» **Stored records**:

▶

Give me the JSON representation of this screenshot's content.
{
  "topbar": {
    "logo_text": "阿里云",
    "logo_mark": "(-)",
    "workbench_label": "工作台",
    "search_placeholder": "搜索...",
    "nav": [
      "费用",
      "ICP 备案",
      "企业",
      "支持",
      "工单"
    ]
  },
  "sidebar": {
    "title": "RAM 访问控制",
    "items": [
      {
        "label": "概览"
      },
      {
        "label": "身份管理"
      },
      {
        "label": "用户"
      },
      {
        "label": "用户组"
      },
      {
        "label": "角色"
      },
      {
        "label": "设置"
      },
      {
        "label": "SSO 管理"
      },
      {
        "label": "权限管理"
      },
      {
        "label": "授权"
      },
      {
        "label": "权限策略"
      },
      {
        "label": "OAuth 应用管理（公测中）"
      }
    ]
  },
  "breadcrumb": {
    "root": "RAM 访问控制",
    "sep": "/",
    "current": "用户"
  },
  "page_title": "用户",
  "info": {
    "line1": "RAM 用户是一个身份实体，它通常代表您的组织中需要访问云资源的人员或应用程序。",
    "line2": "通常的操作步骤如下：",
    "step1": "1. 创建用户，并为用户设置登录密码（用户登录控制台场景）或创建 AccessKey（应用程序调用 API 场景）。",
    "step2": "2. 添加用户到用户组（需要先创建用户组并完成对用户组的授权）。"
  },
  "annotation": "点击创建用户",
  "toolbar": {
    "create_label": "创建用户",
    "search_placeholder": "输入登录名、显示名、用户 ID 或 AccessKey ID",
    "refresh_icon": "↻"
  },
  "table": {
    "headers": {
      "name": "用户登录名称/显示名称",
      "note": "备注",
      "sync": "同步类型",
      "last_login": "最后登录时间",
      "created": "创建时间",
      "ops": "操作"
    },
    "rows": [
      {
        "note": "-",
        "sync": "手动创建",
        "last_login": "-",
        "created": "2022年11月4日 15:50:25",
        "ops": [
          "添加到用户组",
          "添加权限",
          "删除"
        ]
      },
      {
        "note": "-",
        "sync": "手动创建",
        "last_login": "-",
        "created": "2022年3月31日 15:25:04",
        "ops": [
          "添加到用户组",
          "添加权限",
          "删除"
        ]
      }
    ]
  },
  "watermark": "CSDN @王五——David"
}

◀

» **Short problem**: Print the listing above in its entirety, with every line exact.

» **Expected answer**:
Give me the JSON representation of this screenshot's content.
{
  "topbar": {
    "logo_text": "阿里云",
    "logo_mark": "(-)",
    "workbench_label": "工作台",
    "search_placeholder": "搜索...",
    "nav": [
      "费用",
      "ICP 备案",
      "企业",
      "支持",
      "工单"
    ]
  },
  "sidebar": {
    "title": "RAM 访问控制",
    "items": [
      {
        "label": "概览"
      },
      {
        "label": "身份管理"
      },
      {
        "label": "用户"
      },
      {
        "label": "用户组"
      },
      {
        "label": "角色"
      },
      {
        "label": "设置"
      },
      {
        "label": "SSO 管理"
      },
      {
        "label": "权限管理"
      },
      {
        "label": "授权"
      },
      {
        "label": "权限策略"
      },
      {
        "label": "OAuth 应用管理（公测中）"
      }
    ]
  },
  "breadcrumb": {
    "root": "RAM 访问控制",
    "sep": "/",
    "current": "用户"
  },
  "page_title": "用户",
  "info": {
    "line1": "RAM 用户是一个身份实体，它通常代表您的组织中需要访问云资源的人员或应用程序。",
    "line2": "通常的操作步骤如下：",
    "step1": "1. 创建用户，并为用户设置登录密码（用户登录控制台场景）或创建 AccessKey（应用程序调用 API 场景）。",
    "step2": "2. 添加用户到用户组（需要先创建用户组并完成对用户组的授权）。"
  },
  "annotation": "点击创建用户",
  "toolbar": {
    "create_label": "创建用户",
    "search_placeholder": "输入登录名、显示名、用户 ID 或 AccessKey ID",
    "refresh_icon": "↻"
  },
  "table": {
    "headers": {
      "name": "用户登录名称/显示名称",
      "note": "备注",
      "sync": "同步类型",
      "last_login": "最后登录时间",
      "created": "创建时间",
      "ops": "操作"
    },
    "rows": [
      {
        "note": "-",
        "sync": "手动创建",
        "last_login": "-",
        "created": "2022年11月4日 15:50:25",
        "ops": [
          "添加到用户组",
          "添加权限",
          "删除"
        ]
      },
      {
        "note": "-",
        "sync": "手动创建",
        "last_login": "-",
        "created": "2022年3月31日 15:25:04",
        "ops": [
          "添加到用户组",
          "添加权限",
          "删除"
        ]
      }
    ]
  },
  "watermark": "CSDN @王五——David"
}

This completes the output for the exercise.